*DATA PROVIDED:*
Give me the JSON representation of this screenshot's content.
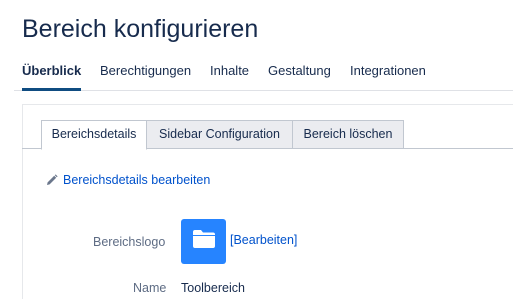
{
  "page": {
    "title": "Bereich konfigurieren"
  },
  "main_tabs": [
    {
      "label": "Überblick",
      "active": true
    },
    {
      "label": "Berechtigungen",
      "active": false
    },
    {
      "label": "Inhalte",
      "active": false
    },
    {
      "label": "Gestaltung",
      "active": false
    },
    {
      "label": "Integrationen",
      "active": false
    }
  ],
  "sub_tabs": [
    {
      "label": "Bereichsdetails",
      "active": true
    },
    {
      "label": "Sidebar Configuration",
      "active": false
    },
    {
      "label": "Bereich löschen",
      "active": false
    }
  ],
  "details": {
    "edit_link": "Bereichsdetails bearbeiten",
    "edit_icon": "pencil-icon",
    "logo_label": "Bereichslogo",
    "logo_icon": "folder-icon",
    "logo_edit": "[Bearbeiten]",
    "name_label": "Name",
    "name_value": "Toolbereich"
  },
  "colors": {
    "accent": "#0f4c81",
    "link": "#0052cc",
    "logo_bg": "#2684ff"
  }
}
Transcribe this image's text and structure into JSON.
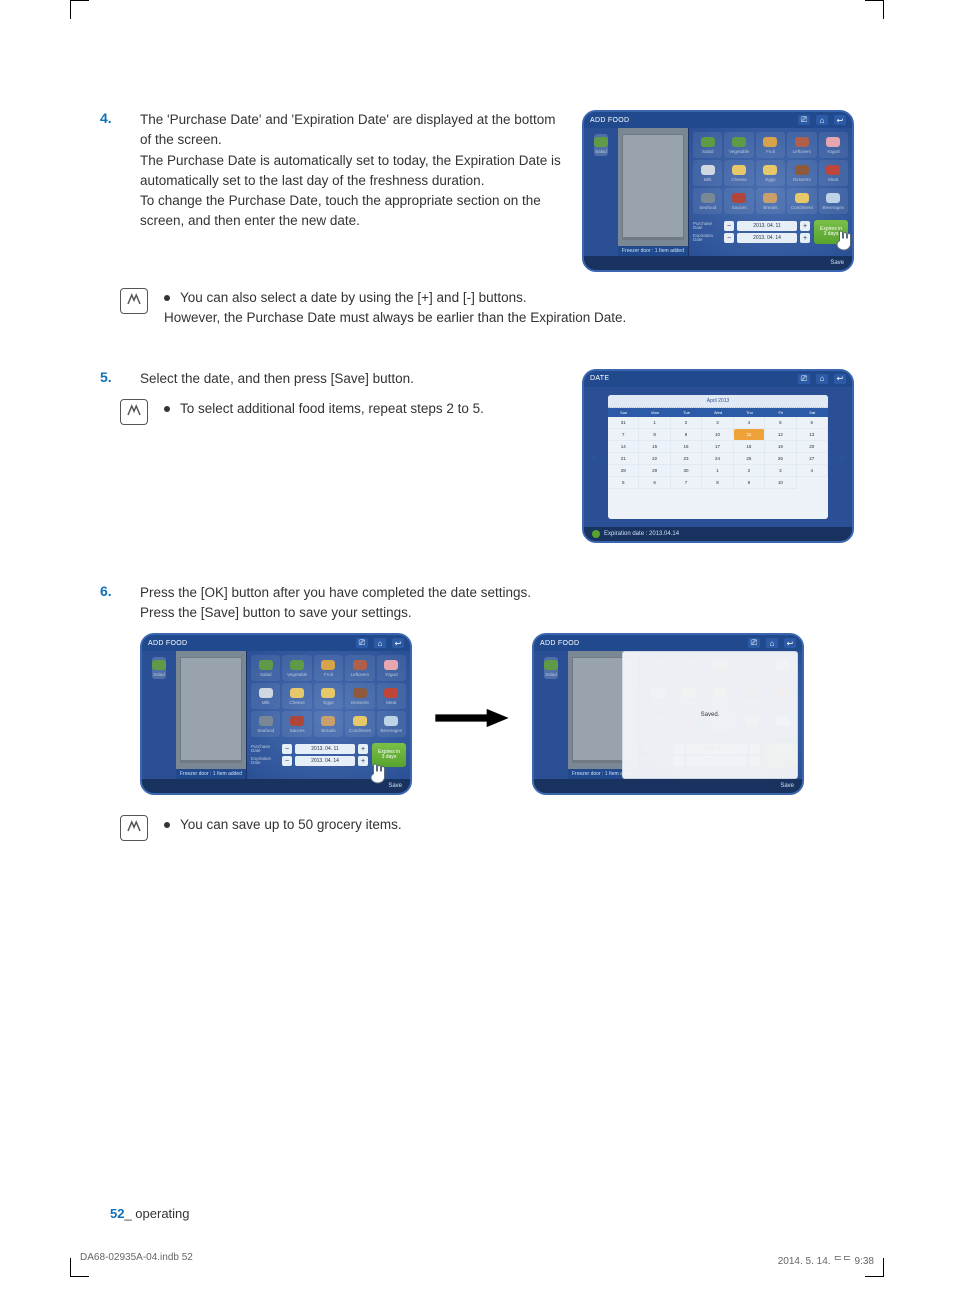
{
  "steps": {
    "s4": {
      "num": "4.",
      "text": "The 'Purchase Date' and 'Expiration Date' are displayed at the bottom of the screen.\nThe Purchase Date is automatically set to today, the Expiration Date is automatically set to the last day of the freshness duration.\nTo change the Purchase Date, touch the appropriate section on the screen, and then enter the new date."
    },
    "s5": {
      "num": "5.",
      "text": "Select the date, and then press [Save] button."
    },
    "s6": {
      "num": "6.",
      "text": "Press the [OK] button after you have completed the date settings.\nPress the [Save] button to save your settings."
    }
  },
  "notes": {
    "n1": "You can also select a date by using the [+] and [-] buttons.\nHowever, the Purchase Date must always be earlier than the Expiration Date.",
    "n2": "To select additional food items, repeat steps 2 to 5.",
    "n3": "You can save up to 50 grocery items."
  },
  "shot": {
    "addfood_title": "ADD FOOD",
    "date_title": "DATE",
    "fridge_status": "Freezer door : 1 Item added",
    "side_item": "Salad",
    "foods": [
      "Salad",
      "Vegetable",
      "Fruit",
      "Leftovers",
      "Yogurt",
      "Milk",
      "Cheese",
      "Eggs",
      "Desserts",
      "Meat",
      "Seafood",
      "Sauces",
      "Breads",
      "Condiment",
      "Beverages"
    ],
    "food_colors": [
      "#5f9a46",
      "#5f9a46",
      "#d6a34a",
      "#b0604a",
      "#e6a6b0",
      "#cfd7e0",
      "#e6c76a",
      "#e6c76a",
      "#8f5a3c",
      "#c0453a",
      "#7a8896",
      "#b0453a",
      "#caa06a",
      "#e6c76a",
      "#bcd4e6"
    ],
    "purchase_lbl": "Purchase\nDate",
    "expiration_lbl": "Expiration\nDate",
    "purchase_val": "2013. 04. 11",
    "expiration_val": "2013. 04. 14",
    "expires_in": "Expires in\n3 days",
    "save": "Save",
    "saved": "Saved.",
    "cal_month": "April 2013",
    "cal_days": [
      "Sun",
      "Mon",
      "Tue",
      "Wed",
      "Thu",
      "Fri",
      "Sat"
    ],
    "cal_cells": [
      "31",
      "1",
      "2",
      "3",
      "4",
      "5",
      "6",
      "7",
      "8",
      "9",
      "10",
      "11",
      "12",
      "13",
      "14",
      "15",
      "16",
      "17",
      "18",
      "19",
      "20",
      "21",
      "22",
      "23",
      "24",
      "25",
      "26",
      "27",
      "28",
      "29",
      "30",
      "1",
      "2",
      "3",
      "4",
      "5",
      "6",
      "7",
      "8",
      "9",
      "10"
    ],
    "cal_selected_index": 11,
    "cal_status": "Expiration date : 2013.04.14"
  },
  "footer": {
    "pagenum": "52",
    "section": "_ operating"
  },
  "printfoot": {
    "left": "DA68-02935A-04.indb   52",
    "right": "2014. 5. 14.   ᄃᄃ 9:38"
  }
}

*GOAL:* Each line of the data is to be duplicated exactly; pictures stay out of the copy.

*SOLUTION:*
Give me the JSON representation of this screenshot's content.
{
  "page": {
    "title": "Bereich konfigurieren"
  },
  "main_tabs": [
    {
      "label": "Überblick",
      "active": true
    },
    {
      "label": "Berechtigungen",
      "active": false
    },
    {
      "label": "Inhalte",
      "active": false
    },
    {
      "label": "Gestaltung",
      "active": false
    },
    {
      "label": "Integrationen",
      "active": false
    }
  ],
  "sub_tabs": [
    {
      "label": "Bereichsdetails",
      "active": true
    },
    {
      "label": "Sidebar Configuration",
      "active": false
    },
    {
      "label": "Bereich löschen",
      "active": false
    }
  ],
  "details": {
    "edit_link": "Bereichsdetails bearbeiten",
    "edit_icon": "pencil-icon",
    "logo_label": "Bereichslogo",
    "logo_icon": "folder-icon",
    "logo_edit": "[Bearbeiten]",
    "name_label": "Name",
    "name_value": "Toolbereich"
  },
  "colors": {
    "accent": "#0f4c81",
    "link": "#0052cc",
    "logo_bg": "#2684ff"
  }
}
Transcribe this image's text and structure into JSON.
{
  "steps": {
    "s4": {
      "num": "4.",
      "text": "The 'Purchase Date' and 'Expiration Date' are displayed at the bottom of the screen.\nThe Purchase Date is automatically set to today, the Expiration Date is automatically set to the last day of the freshness duration.\nTo change the Purchase Date, touch the appropriate section on the screen, and then enter the new date."
    },
    "s5": {
      "num": "5.",
      "text": "Select the date, and then press [Save] button."
    },
    "s6": {
      "num": "6.",
      "text": "Press the [OK] button after you have completed the date settings.\nPress the [Save] button to save your settings."
    }
  },
  "notes": {
    "n1": "You can also select a date by using the [+] and [-] buttons.\nHowever, the Purchase Date must always be earlier than the Expiration Date.",
    "n2": "To select additional food items, repeat steps 2 to 5.",
    "n3": "You can save up to 50 grocery items."
  },
  "shot": {
    "addfood_title": "ADD FOOD",
    "date_title": "DATE",
    "fridge_status": "Freezer door : 1 Item added",
    "side_item": "Salad",
    "foods": [
      "Salad",
      "Vegetable",
      "Fruit",
      "Leftovers",
      "Yogurt",
      "Milk",
      "Cheese",
      "Eggs",
      "Desserts",
      "Meat",
      "Seafood",
      "Sauces",
      "Breads",
      "Condiment",
      "Beverages"
    ],
    "food_colors": [
      "#5f9a46",
      "#5f9a46",
      "#d6a34a",
      "#b0604a",
      "#e6a6b0",
      "#cfd7e0",
      "#e6c76a",
      "#e6c76a",
      "#8f5a3c",
      "#c0453a",
      "#7a8896",
      "#b0453a",
      "#caa06a",
      "#e6c76a",
      "#bcd4e6"
    ],
    "purchase_lbl": "Purchase\nDate",
    "expiration_lbl": "Expiration\nDate",
    "purchase_val": "2013. 04. 11",
    "expiration_val": "2013. 04. 14",
    "expires_in": "Expires in\n3 days",
    "save": "Save",
    "saved": "Saved.",
    "cal_month": "April 2013",
    "cal_days": [
      "Sun",
      "Mon",
      "Tue",
      "Wed",
      "Thu",
      "Fri",
      "Sat"
    ],
    "cal_cells": [
      "31",
      "1",
      "2",
      "3",
      "4",
      "5",
      "6",
      "7",
      "8",
      "9",
      "10",
      "11",
      "12",
      "13",
      "14",
      "15",
      "16",
      "17",
      "18",
      "19",
      "20",
      "21",
      "22",
      "23",
      "24",
      "25",
      "26",
      "27",
      "28",
      "29",
      "30",
      "1",
      "2",
      "3",
      "4",
      "5",
      "6",
      "7",
      "8",
      "9",
      "10"
    ],
    "cal_selected_index": 11,
    "cal_status": "Expiration date : 2013.04.14"
  },
  "footer": {
    "pagenum": "52",
    "section": "_ operating"
  },
  "printfoot": {
    "left": "DA68-02935A-04.indb   52",
    "right": "2014. 5. 14.   ᄃᄃ 9:38"
  }
}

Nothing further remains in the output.